— START OF Entries supplied —

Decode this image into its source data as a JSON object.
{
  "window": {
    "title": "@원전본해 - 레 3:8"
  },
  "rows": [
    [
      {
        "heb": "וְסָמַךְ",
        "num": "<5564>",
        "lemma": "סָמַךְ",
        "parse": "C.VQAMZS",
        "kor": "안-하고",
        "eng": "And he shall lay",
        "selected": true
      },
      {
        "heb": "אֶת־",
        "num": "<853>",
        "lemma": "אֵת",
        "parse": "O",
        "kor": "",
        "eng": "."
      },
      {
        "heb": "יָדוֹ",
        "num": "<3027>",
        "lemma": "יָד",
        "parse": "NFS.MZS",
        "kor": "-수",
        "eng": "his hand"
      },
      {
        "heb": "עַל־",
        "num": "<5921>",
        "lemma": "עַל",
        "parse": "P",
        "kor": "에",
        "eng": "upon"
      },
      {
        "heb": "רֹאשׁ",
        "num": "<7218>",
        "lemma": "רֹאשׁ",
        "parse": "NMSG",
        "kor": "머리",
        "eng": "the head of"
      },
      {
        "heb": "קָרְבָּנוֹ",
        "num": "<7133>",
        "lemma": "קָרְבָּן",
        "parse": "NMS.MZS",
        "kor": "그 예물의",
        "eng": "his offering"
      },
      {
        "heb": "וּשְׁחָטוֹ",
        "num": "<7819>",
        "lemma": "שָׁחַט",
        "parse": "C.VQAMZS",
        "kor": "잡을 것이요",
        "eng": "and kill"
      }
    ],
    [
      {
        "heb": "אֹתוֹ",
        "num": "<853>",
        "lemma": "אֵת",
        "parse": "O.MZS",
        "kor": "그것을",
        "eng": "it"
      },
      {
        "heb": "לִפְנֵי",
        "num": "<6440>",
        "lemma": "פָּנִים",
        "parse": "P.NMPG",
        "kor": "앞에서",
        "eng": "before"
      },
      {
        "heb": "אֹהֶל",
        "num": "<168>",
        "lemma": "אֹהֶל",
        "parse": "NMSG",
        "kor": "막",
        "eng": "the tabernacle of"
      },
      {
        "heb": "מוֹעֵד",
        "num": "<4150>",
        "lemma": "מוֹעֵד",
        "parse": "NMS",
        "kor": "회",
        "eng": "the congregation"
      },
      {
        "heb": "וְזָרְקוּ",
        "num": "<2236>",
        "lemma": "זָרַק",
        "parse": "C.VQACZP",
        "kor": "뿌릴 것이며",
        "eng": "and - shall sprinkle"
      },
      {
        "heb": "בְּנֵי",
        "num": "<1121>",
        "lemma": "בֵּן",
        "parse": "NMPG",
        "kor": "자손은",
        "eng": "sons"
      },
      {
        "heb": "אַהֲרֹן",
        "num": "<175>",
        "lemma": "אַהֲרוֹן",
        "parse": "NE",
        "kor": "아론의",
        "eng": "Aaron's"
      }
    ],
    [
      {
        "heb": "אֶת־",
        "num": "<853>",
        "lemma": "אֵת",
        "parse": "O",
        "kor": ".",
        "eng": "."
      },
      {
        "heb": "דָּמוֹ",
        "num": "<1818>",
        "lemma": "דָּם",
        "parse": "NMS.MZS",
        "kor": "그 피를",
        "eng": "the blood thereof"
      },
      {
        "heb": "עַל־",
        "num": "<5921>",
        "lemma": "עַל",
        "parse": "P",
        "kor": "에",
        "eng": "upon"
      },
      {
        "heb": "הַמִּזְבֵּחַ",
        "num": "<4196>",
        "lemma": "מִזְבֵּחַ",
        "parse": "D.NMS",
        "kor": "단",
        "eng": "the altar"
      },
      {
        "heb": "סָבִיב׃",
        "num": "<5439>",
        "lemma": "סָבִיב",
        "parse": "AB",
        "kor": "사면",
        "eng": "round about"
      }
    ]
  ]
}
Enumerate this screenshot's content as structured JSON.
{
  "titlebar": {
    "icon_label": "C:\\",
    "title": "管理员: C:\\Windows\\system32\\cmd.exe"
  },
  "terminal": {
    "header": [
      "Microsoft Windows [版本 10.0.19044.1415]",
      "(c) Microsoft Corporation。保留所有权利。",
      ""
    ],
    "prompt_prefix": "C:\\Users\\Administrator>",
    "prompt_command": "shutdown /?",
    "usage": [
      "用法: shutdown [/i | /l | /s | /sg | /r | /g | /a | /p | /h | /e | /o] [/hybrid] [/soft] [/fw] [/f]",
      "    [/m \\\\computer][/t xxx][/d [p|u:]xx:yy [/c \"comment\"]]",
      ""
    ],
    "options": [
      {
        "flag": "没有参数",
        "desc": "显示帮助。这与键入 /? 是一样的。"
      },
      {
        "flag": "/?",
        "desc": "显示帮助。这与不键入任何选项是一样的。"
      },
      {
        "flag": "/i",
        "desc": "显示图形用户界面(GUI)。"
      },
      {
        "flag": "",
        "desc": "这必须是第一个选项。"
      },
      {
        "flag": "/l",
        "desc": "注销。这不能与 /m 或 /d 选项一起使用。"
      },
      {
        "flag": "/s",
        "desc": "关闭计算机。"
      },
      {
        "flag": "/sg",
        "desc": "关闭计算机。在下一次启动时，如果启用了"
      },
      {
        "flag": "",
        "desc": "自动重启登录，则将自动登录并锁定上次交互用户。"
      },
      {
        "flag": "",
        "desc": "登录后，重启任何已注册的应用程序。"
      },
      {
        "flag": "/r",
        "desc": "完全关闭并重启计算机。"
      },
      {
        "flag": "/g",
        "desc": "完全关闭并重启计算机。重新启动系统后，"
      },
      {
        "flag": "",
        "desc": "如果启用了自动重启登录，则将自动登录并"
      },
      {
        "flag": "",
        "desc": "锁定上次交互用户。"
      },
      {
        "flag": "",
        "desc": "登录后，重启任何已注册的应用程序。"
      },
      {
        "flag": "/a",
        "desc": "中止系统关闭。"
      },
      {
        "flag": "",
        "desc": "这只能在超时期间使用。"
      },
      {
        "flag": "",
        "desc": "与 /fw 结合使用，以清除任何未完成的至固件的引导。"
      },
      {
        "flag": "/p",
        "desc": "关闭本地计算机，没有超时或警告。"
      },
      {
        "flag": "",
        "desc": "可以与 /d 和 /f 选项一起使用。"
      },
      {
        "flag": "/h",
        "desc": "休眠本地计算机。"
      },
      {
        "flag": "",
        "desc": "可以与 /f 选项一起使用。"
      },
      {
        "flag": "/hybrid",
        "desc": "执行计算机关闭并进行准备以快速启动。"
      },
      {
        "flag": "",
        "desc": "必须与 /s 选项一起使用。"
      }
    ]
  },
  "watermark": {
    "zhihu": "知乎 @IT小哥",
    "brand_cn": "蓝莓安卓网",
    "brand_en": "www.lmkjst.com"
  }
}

— END OF Entries supplied —

_Exercise task_
Reply with the number of lines in the material above that contain "Windows", and nothing more.

_The result_
2